Stated exercise: Quote all entries exactly, leaving pictures aside.

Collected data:
═══

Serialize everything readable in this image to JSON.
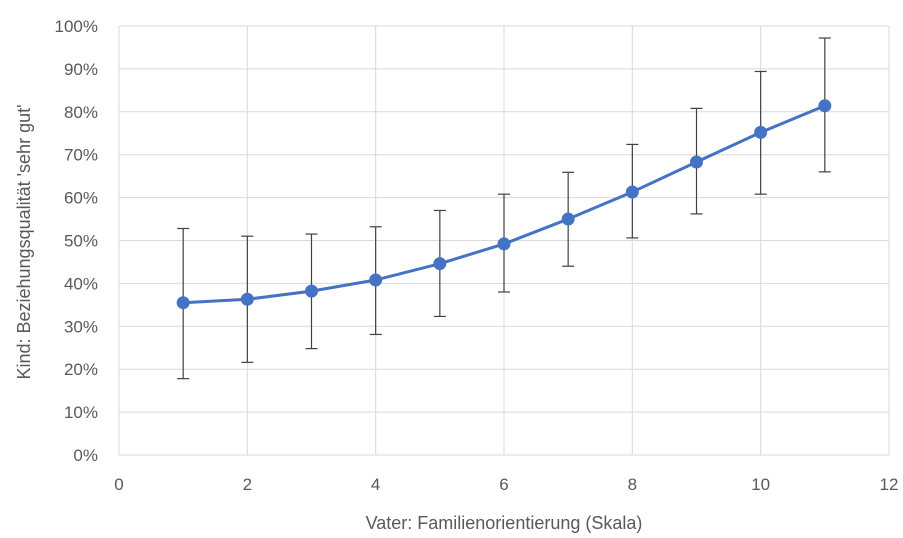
{
  "chart_data": {
    "type": "line",
    "title": "",
    "xlabel": "Vater: Familienorientierung (Skala)",
    "ylabel": "Kind: Beziehungsqualität 'sehr gut'",
    "xlim": [
      0,
      12
    ],
    "ylim": [
      0,
      100
    ],
    "x_ticks": [
      0,
      2,
      4,
      6,
      8,
      10,
      12
    ],
    "x_tick_labels": [
      "0",
      "2",
      "4",
      "6",
      "8",
      "10",
      "12"
    ],
    "y_ticks": [
      0,
      10,
      20,
      30,
      40,
      50,
      60,
      70,
      80,
      90,
      100
    ],
    "y_tick_labels": [
      "0%",
      "10%",
      "20%",
      "30%",
      "40%",
      "50%",
      "60%",
      "70%",
      "80%",
      "90%",
      "100%"
    ],
    "grid": true,
    "legend": "none",
    "series": [
      {
        "color": "#4472c4",
        "x": [
          1,
          2,
          3,
          4,
          5,
          6,
          7,
          8,
          9,
          10,
          11
        ],
        "y": [
          35.5,
          36.3,
          38.2,
          40.8,
          44.6,
          49.2,
          55.0,
          61.3,
          68.3,
          75.2,
          81.4
        ],
        "error_low": [
          17.8,
          21.6,
          24.8,
          28.1,
          32.3,
          38.0,
          44.0,
          50.6,
          56.2,
          60.8,
          66.0
        ],
        "error_high": [
          52.8,
          51.0,
          51.5,
          53.2,
          57.0,
          60.8,
          65.9,
          72.4,
          80.8,
          89.4,
          97.2
        ]
      }
    ]
  }
}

═══

Output for this task:
Serialize everything readable in this image to JSON.
{
  "chart_data": {
    "type": "line",
    "title": "",
    "xlabel": "Vater: Familienorientierung (Skala)",
    "ylabel": "Kind: Beziehungsqualität 'sehr gut'",
    "xlim": [
      0,
      12
    ],
    "ylim": [
      0,
      100
    ],
    "x_ticks": [
      0,
      2,
      4,
      6,
      8,
      10,
      12
    ],
    "x_tick_labels": [
      "0",
      "2",
      "4",
      "6",
      "8",
      "10",
      "12"
    ],
    "y_ticks": [
      0,
      10,
      20,
      30,
      40,
      50,
      60,
      70,
      80,
      90,
      100
    ],
    "y_tick_labels": [
      "0%",
      "10%",
      "20%",
      "30%",
      "40%",
      "50%",
      "60%",
      "70%",
      "80%",
      "90%",
      "100%"
    ],
    "grid": true,
    "legend": "none",
    "series": [
      {
        "color": "#4472c4",
        "x": [
          1,
          2,
          3,
          4,
          5,
          6,
          7,
          8,
          9,
          10,
          11
        ],
        "y": [
          35.5,
          36.3,
          38.2,
          40.8,
          44.6,
          49.2,
          55.0,
          61.3,
          68.3,
          75.2,
          81.4
        ],
        "error_low": [
          17.8,
          21.6,
          24.8,
          28.1,
          32.3,
          38.0,
          44.0,
          50.6,
          56.2,
          60.8,
          66.0
        ],
        "error_high": [
          52.8,
          51.0,
          51.5,
          53.2,
          57.0,
          60.8,
          65.9,
          72.4,
          80.8,
          89.4,
          97.2
        ]
      }
    ]
  }
}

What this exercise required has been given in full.